:: Entries shown ::
..........
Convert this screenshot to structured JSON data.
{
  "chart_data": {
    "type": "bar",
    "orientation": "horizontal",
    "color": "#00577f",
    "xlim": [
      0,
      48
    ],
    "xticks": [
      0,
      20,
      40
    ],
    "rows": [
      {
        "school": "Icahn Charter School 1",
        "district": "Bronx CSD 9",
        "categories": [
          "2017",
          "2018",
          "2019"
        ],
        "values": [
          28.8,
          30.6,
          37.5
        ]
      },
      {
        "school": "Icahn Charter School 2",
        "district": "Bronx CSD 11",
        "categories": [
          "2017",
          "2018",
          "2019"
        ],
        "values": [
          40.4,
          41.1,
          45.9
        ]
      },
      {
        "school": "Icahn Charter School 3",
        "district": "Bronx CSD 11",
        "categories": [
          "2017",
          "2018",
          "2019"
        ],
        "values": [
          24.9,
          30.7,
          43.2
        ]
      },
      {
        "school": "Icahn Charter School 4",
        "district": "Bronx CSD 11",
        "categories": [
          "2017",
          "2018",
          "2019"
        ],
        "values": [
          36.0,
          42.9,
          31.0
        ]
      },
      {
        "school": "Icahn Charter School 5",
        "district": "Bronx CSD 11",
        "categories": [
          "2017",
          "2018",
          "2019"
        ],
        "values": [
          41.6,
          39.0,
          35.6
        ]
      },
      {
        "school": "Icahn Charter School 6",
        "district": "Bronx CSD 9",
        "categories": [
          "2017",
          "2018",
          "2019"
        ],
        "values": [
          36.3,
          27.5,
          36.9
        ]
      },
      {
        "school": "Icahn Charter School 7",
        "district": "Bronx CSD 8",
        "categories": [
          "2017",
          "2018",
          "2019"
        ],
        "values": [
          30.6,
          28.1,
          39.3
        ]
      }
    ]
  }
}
..........
Using the records above, copy every line that has the word "School" in it.

:: Exercise answer ::
        "school": "Icahn Charter School 1",
        "school": "Icahn Charter School 2",
        "school": "Icahn Charter School 3",
        "school": "Icahn Charter School 4",
        "school": "Icahn Charter School 5",
        "school": "Icahn Charter School 6",
        "school": "Icahn Charter School 7",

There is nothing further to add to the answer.